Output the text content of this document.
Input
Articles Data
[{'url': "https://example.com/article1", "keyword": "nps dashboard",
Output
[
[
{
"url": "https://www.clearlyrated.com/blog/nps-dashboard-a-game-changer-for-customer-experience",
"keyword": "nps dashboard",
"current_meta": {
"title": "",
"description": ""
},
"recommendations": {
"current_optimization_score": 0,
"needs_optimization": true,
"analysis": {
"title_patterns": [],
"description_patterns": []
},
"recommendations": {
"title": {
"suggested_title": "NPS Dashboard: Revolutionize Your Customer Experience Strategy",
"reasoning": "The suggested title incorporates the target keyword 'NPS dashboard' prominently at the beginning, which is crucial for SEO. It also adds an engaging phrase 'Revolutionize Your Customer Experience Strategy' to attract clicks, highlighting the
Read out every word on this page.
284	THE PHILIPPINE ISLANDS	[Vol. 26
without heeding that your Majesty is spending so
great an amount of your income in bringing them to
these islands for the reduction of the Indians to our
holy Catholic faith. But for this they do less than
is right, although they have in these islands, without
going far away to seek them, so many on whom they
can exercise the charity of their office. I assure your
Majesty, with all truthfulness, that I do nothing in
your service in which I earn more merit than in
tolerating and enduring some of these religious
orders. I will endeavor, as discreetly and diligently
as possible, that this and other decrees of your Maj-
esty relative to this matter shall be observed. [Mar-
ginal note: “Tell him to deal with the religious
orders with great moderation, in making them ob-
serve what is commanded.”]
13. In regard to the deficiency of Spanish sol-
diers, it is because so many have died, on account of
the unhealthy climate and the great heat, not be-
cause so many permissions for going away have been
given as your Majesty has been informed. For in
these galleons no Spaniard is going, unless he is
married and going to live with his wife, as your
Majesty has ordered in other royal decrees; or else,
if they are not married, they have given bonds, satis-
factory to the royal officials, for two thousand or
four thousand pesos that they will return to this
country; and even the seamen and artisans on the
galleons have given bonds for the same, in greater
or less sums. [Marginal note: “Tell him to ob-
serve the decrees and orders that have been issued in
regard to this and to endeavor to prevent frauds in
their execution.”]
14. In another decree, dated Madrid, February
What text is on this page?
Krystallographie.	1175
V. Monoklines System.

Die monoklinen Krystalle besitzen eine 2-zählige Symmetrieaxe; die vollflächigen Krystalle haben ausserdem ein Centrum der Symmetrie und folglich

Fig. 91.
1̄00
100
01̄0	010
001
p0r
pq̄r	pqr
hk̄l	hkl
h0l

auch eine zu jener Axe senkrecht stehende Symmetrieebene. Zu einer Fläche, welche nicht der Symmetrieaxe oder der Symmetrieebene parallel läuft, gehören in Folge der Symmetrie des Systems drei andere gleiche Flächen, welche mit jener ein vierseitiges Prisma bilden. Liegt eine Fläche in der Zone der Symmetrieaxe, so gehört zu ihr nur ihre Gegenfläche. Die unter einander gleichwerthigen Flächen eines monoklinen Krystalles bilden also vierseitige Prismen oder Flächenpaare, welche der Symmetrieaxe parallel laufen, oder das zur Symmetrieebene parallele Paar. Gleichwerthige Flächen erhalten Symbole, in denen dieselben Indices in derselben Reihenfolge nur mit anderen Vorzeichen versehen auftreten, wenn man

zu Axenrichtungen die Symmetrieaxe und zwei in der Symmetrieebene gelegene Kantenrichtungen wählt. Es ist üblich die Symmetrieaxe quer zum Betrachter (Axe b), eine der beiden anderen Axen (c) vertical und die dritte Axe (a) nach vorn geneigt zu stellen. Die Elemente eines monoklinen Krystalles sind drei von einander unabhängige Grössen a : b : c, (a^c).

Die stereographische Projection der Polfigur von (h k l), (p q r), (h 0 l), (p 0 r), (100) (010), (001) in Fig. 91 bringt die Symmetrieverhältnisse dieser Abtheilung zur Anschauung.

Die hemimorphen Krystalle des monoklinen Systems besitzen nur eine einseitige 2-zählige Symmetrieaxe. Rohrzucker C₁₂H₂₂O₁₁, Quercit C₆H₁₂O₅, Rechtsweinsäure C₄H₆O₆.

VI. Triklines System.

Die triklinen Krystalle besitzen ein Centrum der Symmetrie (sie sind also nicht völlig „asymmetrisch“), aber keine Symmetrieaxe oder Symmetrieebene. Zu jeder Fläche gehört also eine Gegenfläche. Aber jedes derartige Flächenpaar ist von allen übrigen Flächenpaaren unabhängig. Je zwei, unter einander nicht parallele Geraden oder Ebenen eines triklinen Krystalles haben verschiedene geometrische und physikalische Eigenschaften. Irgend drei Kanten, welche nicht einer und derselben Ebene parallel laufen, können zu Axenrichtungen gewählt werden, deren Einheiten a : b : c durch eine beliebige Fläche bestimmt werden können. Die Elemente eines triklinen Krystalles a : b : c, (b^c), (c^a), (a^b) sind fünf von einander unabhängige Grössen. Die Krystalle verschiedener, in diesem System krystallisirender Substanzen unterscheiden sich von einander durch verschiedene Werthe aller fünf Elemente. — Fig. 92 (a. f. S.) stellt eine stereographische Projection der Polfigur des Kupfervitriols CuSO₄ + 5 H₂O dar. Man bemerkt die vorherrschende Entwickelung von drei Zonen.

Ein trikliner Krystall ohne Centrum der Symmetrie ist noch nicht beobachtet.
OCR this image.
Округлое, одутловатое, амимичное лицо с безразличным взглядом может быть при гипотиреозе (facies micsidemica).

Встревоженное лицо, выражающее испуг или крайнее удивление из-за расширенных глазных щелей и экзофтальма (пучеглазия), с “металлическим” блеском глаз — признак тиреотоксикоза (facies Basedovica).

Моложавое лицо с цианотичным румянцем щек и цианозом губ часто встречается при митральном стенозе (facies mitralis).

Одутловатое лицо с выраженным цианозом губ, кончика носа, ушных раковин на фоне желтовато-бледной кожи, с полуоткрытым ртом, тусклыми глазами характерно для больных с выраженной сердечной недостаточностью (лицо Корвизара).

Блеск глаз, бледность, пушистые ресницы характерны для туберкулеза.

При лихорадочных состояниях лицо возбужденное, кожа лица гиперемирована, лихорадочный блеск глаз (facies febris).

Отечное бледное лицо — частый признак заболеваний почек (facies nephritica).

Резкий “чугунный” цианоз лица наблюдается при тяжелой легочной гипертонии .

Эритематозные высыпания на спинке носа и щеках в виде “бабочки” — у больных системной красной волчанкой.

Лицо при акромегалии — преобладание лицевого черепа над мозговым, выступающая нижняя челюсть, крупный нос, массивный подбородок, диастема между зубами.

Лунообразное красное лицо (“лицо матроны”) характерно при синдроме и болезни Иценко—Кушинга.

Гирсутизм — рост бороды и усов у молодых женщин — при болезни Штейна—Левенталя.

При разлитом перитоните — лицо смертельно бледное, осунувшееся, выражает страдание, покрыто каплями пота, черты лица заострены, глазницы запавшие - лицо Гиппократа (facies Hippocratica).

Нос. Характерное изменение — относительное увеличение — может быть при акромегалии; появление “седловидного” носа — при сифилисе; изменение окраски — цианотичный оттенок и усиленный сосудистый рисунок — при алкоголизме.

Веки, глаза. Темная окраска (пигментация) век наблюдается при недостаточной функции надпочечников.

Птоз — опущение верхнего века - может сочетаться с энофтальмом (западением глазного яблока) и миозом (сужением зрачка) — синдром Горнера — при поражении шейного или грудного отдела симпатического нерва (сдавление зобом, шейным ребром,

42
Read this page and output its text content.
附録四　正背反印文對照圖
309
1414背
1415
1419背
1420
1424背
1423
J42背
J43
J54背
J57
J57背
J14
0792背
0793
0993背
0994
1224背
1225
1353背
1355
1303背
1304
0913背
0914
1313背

•••••

■ **What you have to do**:
Give the data again, exactly as it stands.

■ **Result of this exercise**:
Output the text content of this document.
Input
Articles Data
[{'url': "https://example.com/article1", "keyword": "nps dashboard",
Output
[
[
{
"url": "https://www.clearlyrated.com/blog/nps-dashboard-a-game-changer-for-customer-experience",
"keyword": "nps dashboard",
"current_meta": {
"title": "",
"description": ""
},
"recommendations": {
"current_optimization_score": 0,
"needs_optimization": true,
"analysis": {
"title_patterns": [],
"description_patterns": []
},
"recommendations": {
"title": {
"suggested_title": "NPS Dashboard: Revolutionize Your Customer Experience Strategy",
"reasoning": "The suggested title incorporates the target keyword 'NPS dashboard' prominently at the beginning, which is crucial for SEO. It also adds an engaging phrase 'Revolutionize Your Customer Experience Strategy' to attract clicks, highlighting the
Read out every word on this page.
284	THE PHILIPPINE ISLANDS	[Vol. 26
without heeding that your Majesty is spending so
great an amount of your income in bringing them to
these islands for the reduction of the Indians to our
holy Catholic faith. But for this they do less than
is right, although they have in these islands, without
going far away to seek them, so many on whom they
can exercise the charity of their office. I assure your
Majesty, with all truthfulness, that I do nothing in
your service in which I earn more merit than in
tolerating and enduring some of these religious
orders. I will endeavor, as discreetly and diligently
as possible, that this and other decrees of your Maj-
esty relative to this matter shall be observed. [Mar-
ginal note: “Tell him to deal with the religious
orders with great moderation, in making them ob-
serve what is commanded.”]
13. In regard to the deficiency of Spanish sol-
diers, it is because so many have died, on account of
the unhealthy climate and the great heat, not be-
cause so many permissions for going away have been
given as your Majesty has been informed. For in
these galleons no Spaniard is going, unless he is
married and going to live with his wife, as your
Majesty has ordered in other royal decrees; or else,
if they are not married, they have given bonds, satis-
factory to the royal officials, for two thousand or
four thousand pesos that they will return to this
country; and even the seamen and artisans on the
galleons have given bonds for the same, in greater
or less sums. [Marginal note: “Tell him to ob-
serve the decrees and orders that have been issued in
regard to this and to endeavor to prevent frauds in
their execution.”]
14. In another decree, dated Madrid, February
What text is on this page?
Krystallographie.	1175
V. Monoklines System.

Die monoklinen Krystalle besitzen eine 2-zählige Symmetrieaxe; die vollflächigen Krystalle haben ausserdem ein Centrum der Symmetrie und folglich

Fig. 91.
1̄00
100
01̄0	010
001
p0r
pq̄r	pqr
hk̄l	hkl
h0l

auch eine zu jener Axe senkrecht stehende Symmetrieebene. Zu einer Fläche, welche nicht der Symmetrieaxe oder der Symmetrieebene parallel läuft, gehören in Folge der Symmetrie des Systems drei andere gleiche Flächen, welche mit jener ein vierseitiges Prisma bilden. Liegt eine Fläche in der Zone der Symmetrieaxe, so gehört zu ihr nur ihre Gegenfläche. Die unter einander gleichwerthigen Flächen eines monoklinen Krystalles bilden also vierseitige Prismen oder Flächenpaare, welche der Symmetrieaxe parallel laufen, oder das zur Symmetrieebene parallele Paar. Gleichwerthige Flächen erhalten Symbole, in denen dieselben Indices in derselben Reihenfolge nur mit anderen Vorzeichen versehen auftreten, wenn man

zu Axenrichtungen die Symmetrieaxe und zwei in der Symmetrieebene gelegene Kantenrichtungen wählt. Es ist üblich die Symmetrieaxe quer zum Betrachter (Axe b), eine der beiden anderen Axen (c) vertical und die dritte Axe (a) nach vorn geneigt zu stellen. Die Elemente eines monoklinen Krystalles sind drei von einander unabhängige Grössen a : b : c, (a^c).

Die stereographische Projection der Polfigur von (h k l), (p q r), (h 0 l), (p 0 r), (100) (010), (001) in Fig. 91 bringt die Symmetrieverhältnisse dieser Abtheilung zur Anschauung.

Die hemimorphen Krystalle des monoklinen Systems besitzen nur eine einseitige 2-zählige Symmetrieaxe. Rohrzucker C₁₂H₂₂O₁₁, Quercit C₆H₁₂O₅, Rechtsweinsäure C₄H₆O₆.

VI. Triklines System.

Die triklinen Krystalle besitzen ein Centrum der Symmetrie (sie sind also nicht völlig „asymmetrisch“), aber keine Symmetrieaxe oder Symmetrieebene. Zu jeder Fläche gehört also eine Gegenfläche. Aber jedes derartige Flächenpaar ist von allen übrigen Flächenpaaren unabhängig. Je zwei, unter einander nicht parallele Geraden oder Ebenen eines triklinen Krystalles haben verschiedene geometrische und physikalische Eigenschaften. Irgend drei Kanten, welche nicht einer und derselben Ebene parallel laufen, können zu Axenrichtungen gewählt werden, deren Einheiten a : b : c durch eine beliebige Fläche bestimmt werden können. Die Elemente eines triklinen Krystalles a : b : c, (b^c), (c^a), (a^b) sind fünf von einander unabhängige Grössen. Die Krystalle verschiedener, in diesem System krystallisirender Substanzen unterscheiden sich von einander durch verschiedene Werthe aller fünf Elemente. — Fig. 92 (a. f. S.) stellt eine stereographische Projection der Polfigur des Kupfervitriols CuSO₄ + 5 H₂O dar. Man bemerkt die vorherrschende Entwickelung von drei Zonen.

Ein trikliner Krystall ohne Centrum der Symmetrie ist noch nicht beobachtet.
OCR this image.
Округлое, одутловатое, амимичное лицо с безразличным взглядом может быть при гипотиреозе (facies micsidemica).

Встревоженное лицо, выражающее испуг или крайнее удивление из-за расширенных глазных щелей и экзофтальма (пучеглазия), с “металлическим” блеском глаз — признак тиреотоксикоза (facies Basedovica).

Моложавое лицо с цианотичным румянцем щек и цианозом губ часто встречается при митральном стенозе (facies mitralis).

Одутловатое лицо с выраженным цианозом губ, кончика носа, ушных раковин на фоне желтовато-бледной кожи, с полуоткрытым ртом, тусклыми глазами характерно для больных с выраженной сердечной недостаточностью (лицо Корвизара).

Блеск глаз, бледность, пушистые ресницы характерны для туберкулеза.

При лихорадочных состояниях лицо возбужденное, кожа лица гиперемирована, лихорадочный блеск глаз (facies febris).

Отечное бледное лицо — частый признак заболеваний почек (facies nephritica).

Резкий “чугунный” цианоз лица наблюдается при тяжелой легочной гипертонии .

Эритематозные высыпания на спинке носа и щеках в виде “бабочки” — у больных системной красной волчанкой.

Лицо при акромегалии — преобладание лицевого черепа над мозговым, выступающая нижняя челюсть, крупный нос, массивный подбородок, диастема между зубами.

Лунообразное красное лицо (“лицо матроны”) характерно при синдроме и болезни Иценко—Кушинга.

Гирсутизм — рост бороды и усов у молодых женщин — при болезни Штейна—Левенталя.

При разлитом перитоните — лицо смертельно бледное, осунувшееся, выражает страдание, покрыто каплями пота, черты лица заострены, глазницы запавшие - лицо Гиппократа (facies Hippocratica).

Нос. Характерное изменение — относительное увеличение — может быть при акромегалии; появление “седловидного” носа — при сифилисе; изменение окраски — цианотичный оттенок и усиленный сосудистый рисунок — при алкоголизме.

Веки, глаза. Темная окраска (пигментация) век наблюдается при недостаточной функции надпочечников.

Птоз — опущение верхнего века - может сочетаться с энофтальмом (западением глазного яблока) и миозом (сужением зрачка) — синдром Горнера — при поражении шейного или грудного отдела симпатического нерва (сдавление зобом, шейным ребром,

42
Read this page and output its text content.
附録四　正背反印文對照圖
309
1414背
1415
1419背
1420
1424背
1423
J42背
J43
J54背
J57
J57背
J14
0792背
0793
0993背
0994
1224背
1225
1353背
1355
1303背
1304
0913背
0914
1313背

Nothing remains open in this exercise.